Saved dataset items
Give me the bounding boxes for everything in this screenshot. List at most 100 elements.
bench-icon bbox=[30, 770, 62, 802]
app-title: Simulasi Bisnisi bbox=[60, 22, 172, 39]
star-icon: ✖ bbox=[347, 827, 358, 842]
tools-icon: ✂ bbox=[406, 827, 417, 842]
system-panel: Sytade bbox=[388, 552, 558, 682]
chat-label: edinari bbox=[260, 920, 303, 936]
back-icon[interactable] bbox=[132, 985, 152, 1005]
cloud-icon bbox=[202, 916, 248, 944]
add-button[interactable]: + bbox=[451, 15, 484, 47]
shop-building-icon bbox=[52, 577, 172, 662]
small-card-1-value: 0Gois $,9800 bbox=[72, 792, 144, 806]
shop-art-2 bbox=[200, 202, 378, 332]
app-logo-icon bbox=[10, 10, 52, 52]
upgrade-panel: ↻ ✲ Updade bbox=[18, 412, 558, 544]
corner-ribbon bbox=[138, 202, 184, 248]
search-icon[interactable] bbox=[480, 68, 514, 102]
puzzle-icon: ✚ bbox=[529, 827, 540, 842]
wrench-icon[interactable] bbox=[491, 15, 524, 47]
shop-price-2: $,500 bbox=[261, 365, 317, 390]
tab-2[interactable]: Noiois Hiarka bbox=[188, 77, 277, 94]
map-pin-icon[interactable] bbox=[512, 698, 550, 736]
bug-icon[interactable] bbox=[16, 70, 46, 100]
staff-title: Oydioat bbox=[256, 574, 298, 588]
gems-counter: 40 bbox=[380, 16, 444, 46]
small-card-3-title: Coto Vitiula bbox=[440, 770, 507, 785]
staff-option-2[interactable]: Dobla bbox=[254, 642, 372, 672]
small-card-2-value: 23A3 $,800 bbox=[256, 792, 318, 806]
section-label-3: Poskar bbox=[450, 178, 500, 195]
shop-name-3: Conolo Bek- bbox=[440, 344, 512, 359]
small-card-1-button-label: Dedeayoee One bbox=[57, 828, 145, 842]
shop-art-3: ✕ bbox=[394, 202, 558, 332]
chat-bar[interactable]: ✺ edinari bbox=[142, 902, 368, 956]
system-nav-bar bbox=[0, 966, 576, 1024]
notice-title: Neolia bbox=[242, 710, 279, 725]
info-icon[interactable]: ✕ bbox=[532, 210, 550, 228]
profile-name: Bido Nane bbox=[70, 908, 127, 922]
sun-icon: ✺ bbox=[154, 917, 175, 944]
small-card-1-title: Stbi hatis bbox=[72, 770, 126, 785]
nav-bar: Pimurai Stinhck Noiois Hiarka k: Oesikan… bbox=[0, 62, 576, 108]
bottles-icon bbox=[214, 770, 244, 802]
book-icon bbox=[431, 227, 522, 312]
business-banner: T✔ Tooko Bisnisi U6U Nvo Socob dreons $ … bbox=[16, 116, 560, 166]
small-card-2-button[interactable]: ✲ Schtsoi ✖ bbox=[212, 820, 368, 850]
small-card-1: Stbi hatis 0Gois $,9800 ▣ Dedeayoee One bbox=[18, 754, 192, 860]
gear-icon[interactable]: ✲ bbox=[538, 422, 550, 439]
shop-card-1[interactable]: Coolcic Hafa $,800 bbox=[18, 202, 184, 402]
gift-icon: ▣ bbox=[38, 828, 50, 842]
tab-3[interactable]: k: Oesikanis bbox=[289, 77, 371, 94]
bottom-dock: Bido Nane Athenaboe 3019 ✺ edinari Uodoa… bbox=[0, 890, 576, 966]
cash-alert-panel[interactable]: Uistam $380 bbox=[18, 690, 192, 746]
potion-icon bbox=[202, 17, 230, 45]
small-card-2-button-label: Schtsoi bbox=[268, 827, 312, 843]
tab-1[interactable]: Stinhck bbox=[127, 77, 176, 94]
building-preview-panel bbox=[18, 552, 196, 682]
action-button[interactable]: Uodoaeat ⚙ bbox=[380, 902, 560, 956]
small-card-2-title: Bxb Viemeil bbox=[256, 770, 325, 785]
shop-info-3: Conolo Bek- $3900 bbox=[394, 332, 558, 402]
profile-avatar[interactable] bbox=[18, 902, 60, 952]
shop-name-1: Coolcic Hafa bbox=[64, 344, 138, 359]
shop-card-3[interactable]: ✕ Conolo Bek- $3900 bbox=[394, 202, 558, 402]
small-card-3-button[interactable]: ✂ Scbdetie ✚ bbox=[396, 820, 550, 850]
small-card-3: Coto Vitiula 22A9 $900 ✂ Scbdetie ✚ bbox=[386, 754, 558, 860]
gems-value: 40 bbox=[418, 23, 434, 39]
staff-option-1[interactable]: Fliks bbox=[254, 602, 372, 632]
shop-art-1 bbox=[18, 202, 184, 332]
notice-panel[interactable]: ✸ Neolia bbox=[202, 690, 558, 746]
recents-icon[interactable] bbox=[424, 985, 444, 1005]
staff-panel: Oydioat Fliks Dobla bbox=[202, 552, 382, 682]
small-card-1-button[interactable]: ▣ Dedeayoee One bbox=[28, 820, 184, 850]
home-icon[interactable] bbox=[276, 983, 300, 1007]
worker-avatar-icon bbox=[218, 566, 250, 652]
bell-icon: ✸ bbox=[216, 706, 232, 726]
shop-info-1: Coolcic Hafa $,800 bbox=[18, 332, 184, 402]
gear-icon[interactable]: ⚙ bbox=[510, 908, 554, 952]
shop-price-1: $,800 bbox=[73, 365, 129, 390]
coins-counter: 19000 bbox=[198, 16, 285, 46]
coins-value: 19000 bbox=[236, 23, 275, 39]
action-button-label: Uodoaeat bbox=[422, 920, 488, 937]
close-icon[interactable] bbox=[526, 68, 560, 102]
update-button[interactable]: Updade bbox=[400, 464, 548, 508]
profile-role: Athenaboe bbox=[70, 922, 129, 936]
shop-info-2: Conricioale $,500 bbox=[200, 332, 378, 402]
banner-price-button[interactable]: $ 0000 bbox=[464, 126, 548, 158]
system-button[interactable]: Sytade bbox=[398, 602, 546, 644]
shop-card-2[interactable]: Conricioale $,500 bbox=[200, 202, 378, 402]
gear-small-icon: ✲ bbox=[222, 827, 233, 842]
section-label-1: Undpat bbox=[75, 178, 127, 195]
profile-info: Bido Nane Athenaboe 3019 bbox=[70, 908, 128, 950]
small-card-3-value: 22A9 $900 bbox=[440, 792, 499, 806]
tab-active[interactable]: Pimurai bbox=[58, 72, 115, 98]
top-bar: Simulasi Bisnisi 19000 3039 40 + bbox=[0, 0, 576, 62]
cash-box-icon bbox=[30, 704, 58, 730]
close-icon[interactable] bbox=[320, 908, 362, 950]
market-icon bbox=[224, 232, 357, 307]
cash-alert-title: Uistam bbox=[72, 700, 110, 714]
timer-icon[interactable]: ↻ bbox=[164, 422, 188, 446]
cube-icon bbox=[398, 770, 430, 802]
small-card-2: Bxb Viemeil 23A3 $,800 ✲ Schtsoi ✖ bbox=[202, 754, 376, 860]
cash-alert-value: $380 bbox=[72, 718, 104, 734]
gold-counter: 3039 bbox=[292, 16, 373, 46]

DIRECTIVE →
Please output every line of the material above, unchanged and in the same order.

THE RESPONSE →
Give me the bounding boxes for everything in this screenshot. List at most 100 elements.
bench-icon bbox=[30, 770, 62, 802]
app-title: Simulasi Bisnisi bbox=[60, 22, 172, 39]
star-icon: ✖ bbox=[347, 827, 358, 842]
tools-icon: ✂ bbox=[406, 827, 417, 842]
system-panel: Sytade bbox=[388, 552, 558, 682]
chat-label: edinari bbox=[260, 920, 303, 936]
back-icon[interactable] bbox=[132, 985, 152, 1005]
cloud-icon bbox=[202, 916, 248, 944]
add-button[interactable]: + bbox=[451, 15, 484, 47]
shop-building-icon bbox=[52, 577, 172, 662]
small-card-1-value: 0Gois $,9800 bbox=[72, 792, 144, 806]
shop-art-2 bbox=[200, 202, 378, 332]
app-logo-icon bbox=[10, 10, 52, 52]
upgrade-panel: ↻ ✲ Updade bbox=[18, 412, 558, 544]
corner-ribbon bbox=[138, 202, 184, 248]
search-icon[interactable] bbox=[480, 68, 514, 102]
puzzle-icon: ✚ bbox=[529, 827, 540, 842]
wrench-icon[interactable] bbox=[491, 15, 524, 47]
shop-price-2: $,500 bbox=[261, 365, 317, 390]
tab-2[interactable]: Noiois Hiarka bbox=[188, 77, 277, 94]
map-pin-icon[interactable] bbox=[512, 698, 550, 736]
bug-icon[interactable] bbox=[16, 70, 46, 100]
staff-title: Oydioat bbox=[256, 574, 298, 588]
gems-counter: 40 bbox=[380, 16, 444, 46]
small-card-3-title: Coto Vitiula bbox=[440, 770, 507, 785]
staff-option-2[interactable]: Dobla bbox=[254, 642, 372, 672]
small-card-2-value: 23A3 $,800 bbox=[256, 792, 318, 806]
section-label-3: Poskar bbox=[450, 178, 500, 195]
shop-name-3: Conolo Bek- bbox=[440, 344, 512, 359]
small-card-1-button-label: Dedeayoee One bbox=[57, 828, 145, 842]
shop-art-3: ✕ bbox=[394, 202, 558, 332]
chat-bar[interactable]: ✺ edinari bbox=[142, 902, 368, 956]
system-nav-bar bbox=[0, 966, 576, 1024]
notice-title: Neolia bbox=[242, 710, 279, 725]
info-icon[interactable]: ✕ bbox=[532, 210, 550, 228]
profile-name: Bido Nane bbox=[70, 908, 127, 922]
sun-icon: ✺ bbox=[154, 917, 175, 944]
small-card-1-title: Stbi hatis bbox=[72, 770, 126, 785]
nav-bar: Pimurai Stinhck Noiois Hiarka k: Oesikan… bbox=[0, 62, 576, 108]
bottles-icon bbox=[214, 770, 244, 802]
book-icon bbox=[431, 227, 522, 312]
business-banner: T✔ Tooko Bisnisi U6U Nvo Socob dreons $ … bbox=[16, 116, 560, 166]
small-card-2-button[interactable]: ✲ Schtsoi ✖ bbox=[212, 820, 368, 850]
small-card-1: Stbi hatis 0Gois $,9800 ▣ Dedeayoee One bbox=[18, 754, 192, 860]
gear-icon[interactable]: ✲ bbox=[538, 422, 550, 439]
shop-card-1[interactable]: Coolcic Hafa $,800 bbox=[18, 202, 184, 402]
gift-icon: ▣ bbox=[38, 828, 50, 842]
tab-3[interactable]: k: Oesikanis bbox=[289, 77, 371, 94]
bottom-dock: Bido Nane Athenaboe 3019 ✺ edinari Uodoa… bbox=[0, 890, 576, 966]
cash-alert-panel[interactable]: Uistam $380 bbox=[18, 690, 192, 746]
potion-icon bbox=[202, 17, 230, 45]
small-card-2-button-label: Schtsoi bbox=[268, 827, 312, 843]
tab-1[interactable]: Stinhck bbox=[127, 77, 176, 94]
building-preview-panel bbox=[18, 552, 196, 682]
action-button[interactable]: Uodoaeat ⚙ bbox=[380, 902, 560, 956]
small-card-2-title: Bxb Viemeil bbox=[256, 770, 325, 785]
shop-info-3: Conolo Bek- $3900 bbox=[394, 332, 558, 402]
profile-avatar[interactable] bbox=[18, 902, 60, 952]
shop-name-1: Coolcic Hafa bbox=[64, 344, 138, 359]
shop-card-3[interactable]: ✕ Conolo Bek- $3900 bbox=[394, 202, 558, 402]
small-card-3-button[interactable]: ✂ Scbdetie ✚ bbox=[396, 820, 550, 850]
small-card-3: Coto Vitiula 22A9 $900 ✂ Scbdetie ✚ bbox=[386, 754, 558, 860]
gems-value: 40 bbox=[418, 23, 434, 39]
staff-option-1[interactable]: Fliks bbox=[254, 602, 372, 632]
shop-art-1 bbox=[18, 202, 184, 332]
notice-panel[interactable]: ✸ Neolia bbox=[202, 690, 558, 746]
recents-icon[interactable] bbox=[424, 985, 444, 1005]
staff-panel: Oydioat Fliks Dobla bbox=[202, 552, 382, 682]
small-card-1-button[interactable]: ▣ Dedeayoee One bbox=[28, 820, 184, 850]
home-icon[interactable] bbox=[276, 983, 300, 1007]
worker-avatar-icon bbox=[218, 566, 250, 652]
bell-icon: ✸ bbox=[216, 706, 232, 726]
shop-info-1: Coolcic Hafa $,800 bbox=[18, 332, 184, 402]
gear-icon[interactable]: ⚙ bbox=[510, 908, 554, 952]
shop-price-1: $,800 bbox=[73, 365, 129, 390]
coins-counter: 19000 bbox=[198, 16, 285, 46]
coins-value: 19000 bbox=[236, 23, 275, 39]
action-button-label: Uodoaeat bbox=[422, 920, 488, 937]
close-icon[interactable] bbox=[526, 68, 560, 102]
update-button[interactable]: Updade bbox=[400, 464, 548, 508]
profile-role: Athenaboe bbox=[70, 922, 129, 936]
shop-info-2: Conricioale $,500 bbox=[200, 332, 378, 402]
banner-price-button[interactable]: $ 0000 bbox=[464, 126, 548, 158]
system-button[interactable]: Sytade bbox=[398, 602, 546, 644]
shop-card-2[interactable]: Conricioale $,500 bbox=[200, 202, 378, 402]
gear-small-icon: ✲ bbox=[222, 827, 233, 842]
section-label-1: Undpat bbox=[75, 178, 127, 195]
profile-info: Bido Nane Athenaboe 3019 bbox=[70, 908, 128, 950]
small-card-3-value: 22A9 $900 bbox=[440, 792, 499, 806]
tab-active[interactable]: Pimurai bbox=[58, 72, 115, 98]
top-bar: Simulasi Bisnisi 19000 3039 40 + bbox=[0, 0, 576, 62]
cash-box-icon bbox=[30, 704, 58, 730]
close-icon[interactable] bbox=[320, 908, 362, 950]
market-icon bbox=[224, 232, 357, 307]
cash-alert-title: Uistam bbox=[72, 700, 110, 714]
timer-icon[interactable]: ↻ bbox=[164, 422, 188, 446]
cube-icon bbox=[398, 770, 430, 802]
small-card-2: Bxb Viemeil 23A3 $,800 ✲ Schtsoi ✖ bbox=[202, 754, 376, 860]
cash-alert-value: $380 bbox=[72, 718, 104, 734]
gold-counter: 3039 bbox=[292, 16, 373, 46]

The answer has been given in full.